- EXERCISE DIRECTIONS: Copy every line of the data exactly, leaving nothing out.

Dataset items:
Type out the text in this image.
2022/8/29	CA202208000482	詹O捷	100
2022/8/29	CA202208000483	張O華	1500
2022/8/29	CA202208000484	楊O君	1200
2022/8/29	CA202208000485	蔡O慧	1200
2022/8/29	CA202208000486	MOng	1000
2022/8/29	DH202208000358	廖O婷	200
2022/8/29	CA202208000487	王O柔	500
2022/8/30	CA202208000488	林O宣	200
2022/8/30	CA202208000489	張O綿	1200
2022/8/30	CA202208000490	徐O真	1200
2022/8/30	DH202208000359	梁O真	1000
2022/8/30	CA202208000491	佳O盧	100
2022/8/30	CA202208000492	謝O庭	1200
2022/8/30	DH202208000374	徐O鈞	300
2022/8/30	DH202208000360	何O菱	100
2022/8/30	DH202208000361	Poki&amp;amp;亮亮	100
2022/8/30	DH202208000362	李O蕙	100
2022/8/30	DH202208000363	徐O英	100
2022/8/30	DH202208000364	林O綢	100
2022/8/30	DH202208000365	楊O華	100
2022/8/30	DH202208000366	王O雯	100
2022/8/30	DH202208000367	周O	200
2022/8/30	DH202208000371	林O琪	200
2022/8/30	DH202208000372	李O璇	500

- SOLUTION TO THIS PROBLEM:
Type out the text in this image.
2022/8/29	CA202208000482	詹O捷	100
2022/8/29	CA202208000483	張O華	1500
2022/8/29	CA202208000484	楊O君	1200
2022/8/29	CA202208000485	蔡O慧	1200
2022/8/29	CA202208000486	MOng	1000
2022/8/29	DH202208000358	廖O婷	200
2022/8/29	CA202208000487	王O柔	500
2022/8/30	CA202208000488	林O宣	200
2022/8/30	CA202208000489	張O綿	1200
2022/8/30	CA202208000490	徐O真	1200
2022/8/30	DH202208000359	梁O真	1000
2022/8/30	CA202208000491	佳O盧	100
2022/8/30	CA202208000492	謝O庭	1200
2022/8/30	DH202208000374	徐O鈞	300
2022/8/30	DH202208000360	何O菱	100
2022/8/30	DH202208000361	Poki&amp;amp;亮亮	100
2022/8/30	DH202208000362	李O蕙	100
2022/8/30	DH202208000363	徐O英	100
2022/8/30	DH202208000364	林O綢	100
2022/8/30	DH202208000365	楊O華	100
2022/8/30	DH202208000366	王O雯	100
2022/8/30	DH202208000367	周O	200
2022/8/30	DH202208000371	林O琪	200
2022/8/30	DH202208000372	李O璇	500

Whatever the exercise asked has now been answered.